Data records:
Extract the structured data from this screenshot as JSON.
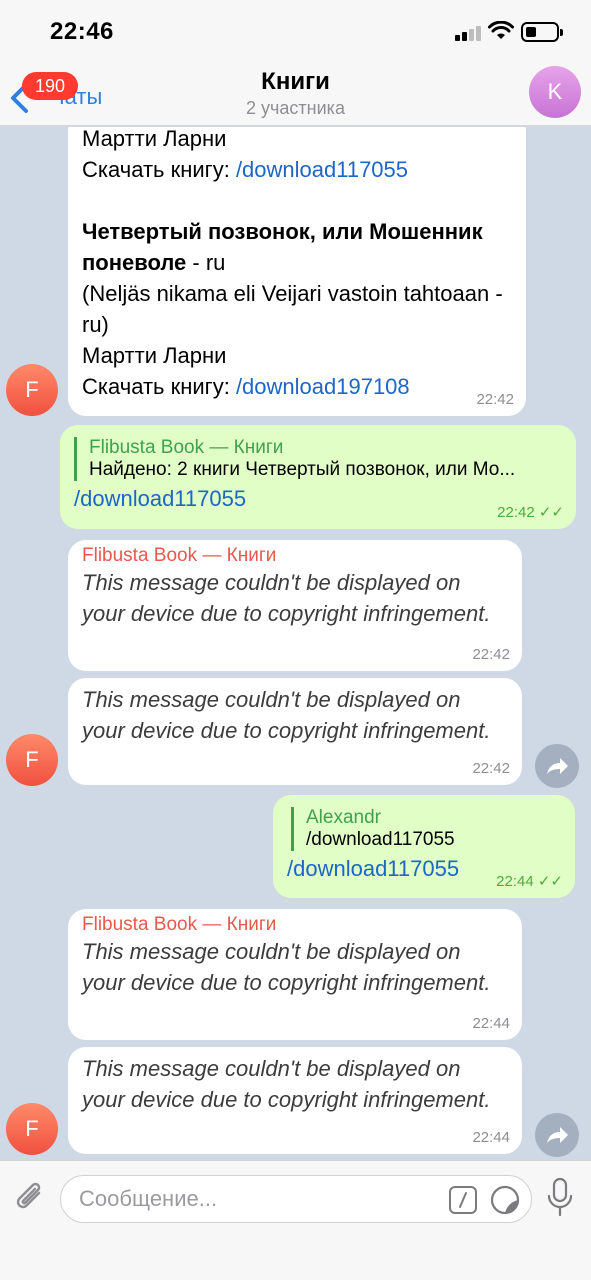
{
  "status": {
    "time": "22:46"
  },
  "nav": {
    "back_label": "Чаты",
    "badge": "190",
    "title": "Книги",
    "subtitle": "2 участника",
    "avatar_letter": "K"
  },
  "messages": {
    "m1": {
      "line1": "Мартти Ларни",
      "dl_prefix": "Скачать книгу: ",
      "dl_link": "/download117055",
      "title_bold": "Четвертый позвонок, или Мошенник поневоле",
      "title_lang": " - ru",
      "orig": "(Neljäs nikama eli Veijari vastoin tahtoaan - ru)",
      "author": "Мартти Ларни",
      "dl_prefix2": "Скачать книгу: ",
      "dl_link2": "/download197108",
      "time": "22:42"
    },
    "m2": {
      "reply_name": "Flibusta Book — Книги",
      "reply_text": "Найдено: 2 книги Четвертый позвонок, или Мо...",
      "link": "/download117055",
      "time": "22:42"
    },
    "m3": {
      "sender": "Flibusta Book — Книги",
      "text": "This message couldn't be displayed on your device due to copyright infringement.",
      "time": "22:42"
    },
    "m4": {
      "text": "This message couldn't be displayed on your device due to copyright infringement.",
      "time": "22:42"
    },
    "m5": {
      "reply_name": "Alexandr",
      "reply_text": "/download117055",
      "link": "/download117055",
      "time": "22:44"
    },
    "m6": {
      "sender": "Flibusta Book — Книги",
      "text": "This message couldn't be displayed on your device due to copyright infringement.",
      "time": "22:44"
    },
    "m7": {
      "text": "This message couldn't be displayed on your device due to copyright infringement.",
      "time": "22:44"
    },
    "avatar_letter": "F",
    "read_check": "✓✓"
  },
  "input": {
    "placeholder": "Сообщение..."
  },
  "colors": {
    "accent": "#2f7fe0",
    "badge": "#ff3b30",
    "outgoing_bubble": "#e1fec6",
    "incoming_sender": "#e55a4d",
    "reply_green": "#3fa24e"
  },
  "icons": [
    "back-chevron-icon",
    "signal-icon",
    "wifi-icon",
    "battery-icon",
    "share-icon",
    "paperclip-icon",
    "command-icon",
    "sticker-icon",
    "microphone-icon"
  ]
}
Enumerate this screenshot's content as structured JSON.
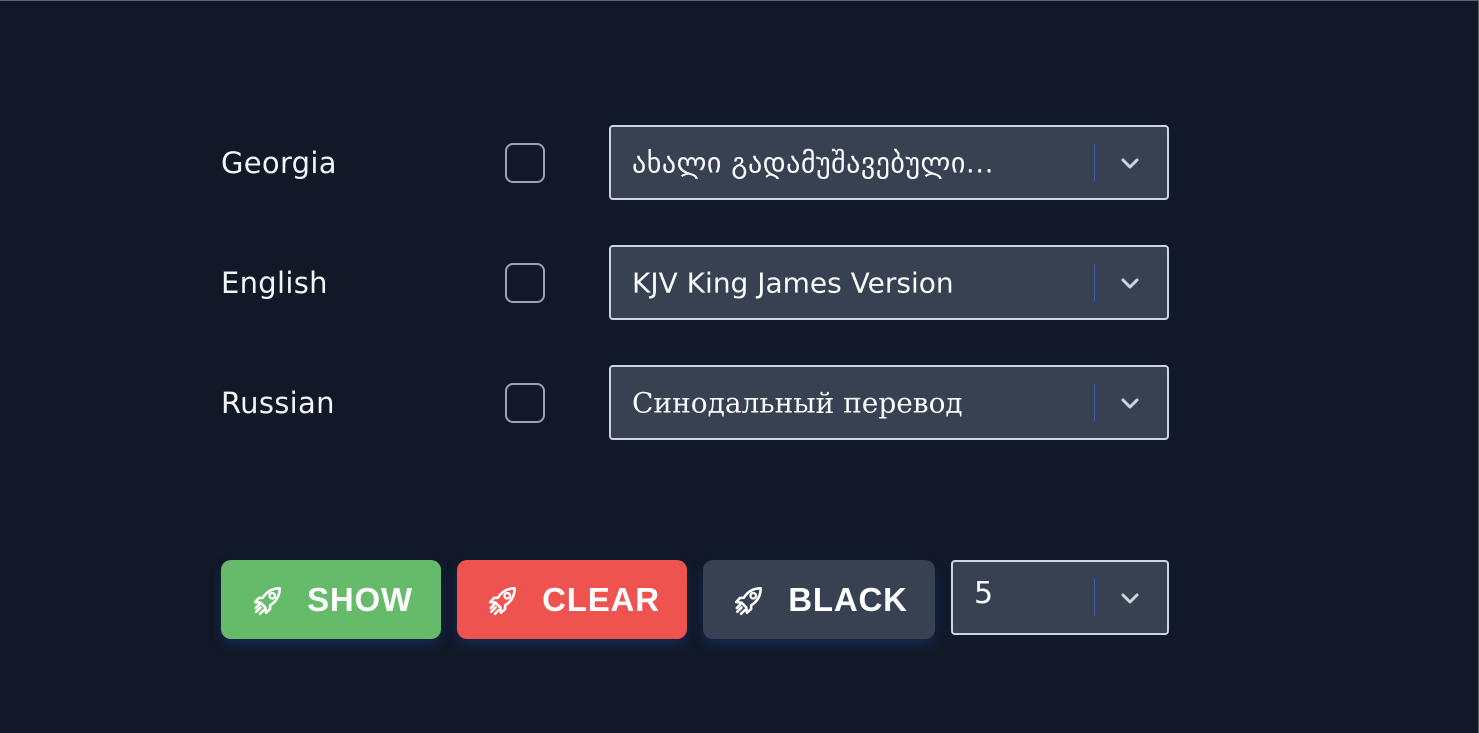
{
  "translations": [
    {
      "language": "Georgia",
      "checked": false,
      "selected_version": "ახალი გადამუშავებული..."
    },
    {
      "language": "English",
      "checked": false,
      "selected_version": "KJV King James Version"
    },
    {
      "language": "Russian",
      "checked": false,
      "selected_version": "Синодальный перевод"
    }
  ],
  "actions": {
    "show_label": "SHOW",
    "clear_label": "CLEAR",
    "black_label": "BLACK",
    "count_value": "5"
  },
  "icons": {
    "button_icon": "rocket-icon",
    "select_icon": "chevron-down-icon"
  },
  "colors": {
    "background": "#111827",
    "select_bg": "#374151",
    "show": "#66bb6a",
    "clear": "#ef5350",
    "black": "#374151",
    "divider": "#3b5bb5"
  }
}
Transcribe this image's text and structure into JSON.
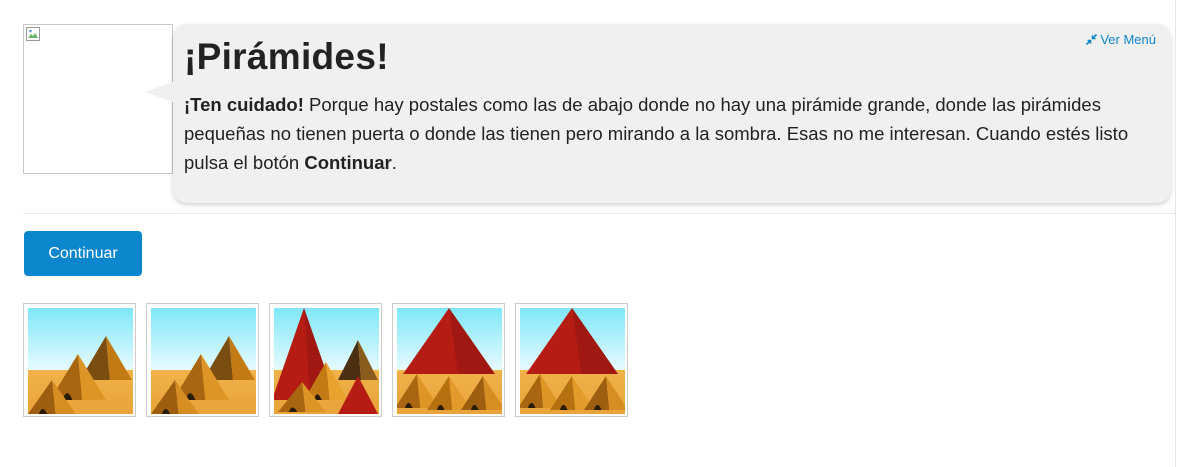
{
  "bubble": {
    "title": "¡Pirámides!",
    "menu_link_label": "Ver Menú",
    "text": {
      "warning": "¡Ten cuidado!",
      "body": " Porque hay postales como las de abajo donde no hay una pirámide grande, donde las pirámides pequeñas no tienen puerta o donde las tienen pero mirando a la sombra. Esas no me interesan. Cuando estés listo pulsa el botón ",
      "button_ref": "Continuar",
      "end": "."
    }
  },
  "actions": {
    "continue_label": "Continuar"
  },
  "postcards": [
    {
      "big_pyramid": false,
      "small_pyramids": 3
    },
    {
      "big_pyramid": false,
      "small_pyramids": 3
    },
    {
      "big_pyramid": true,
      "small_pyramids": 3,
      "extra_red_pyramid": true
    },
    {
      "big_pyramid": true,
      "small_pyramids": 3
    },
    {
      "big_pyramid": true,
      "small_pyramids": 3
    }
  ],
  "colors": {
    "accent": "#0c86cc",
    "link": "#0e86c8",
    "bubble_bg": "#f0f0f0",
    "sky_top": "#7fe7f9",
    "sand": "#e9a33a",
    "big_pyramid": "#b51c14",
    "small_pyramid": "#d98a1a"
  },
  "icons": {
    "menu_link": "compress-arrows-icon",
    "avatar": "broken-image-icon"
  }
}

**What to work on:** Identify each line in the records above containing the word "screenshot"; copy those lines.

**In response:**
Extract the structured data from this screenshot as JSON.
Enumerate this screenshot's content as structured JSON.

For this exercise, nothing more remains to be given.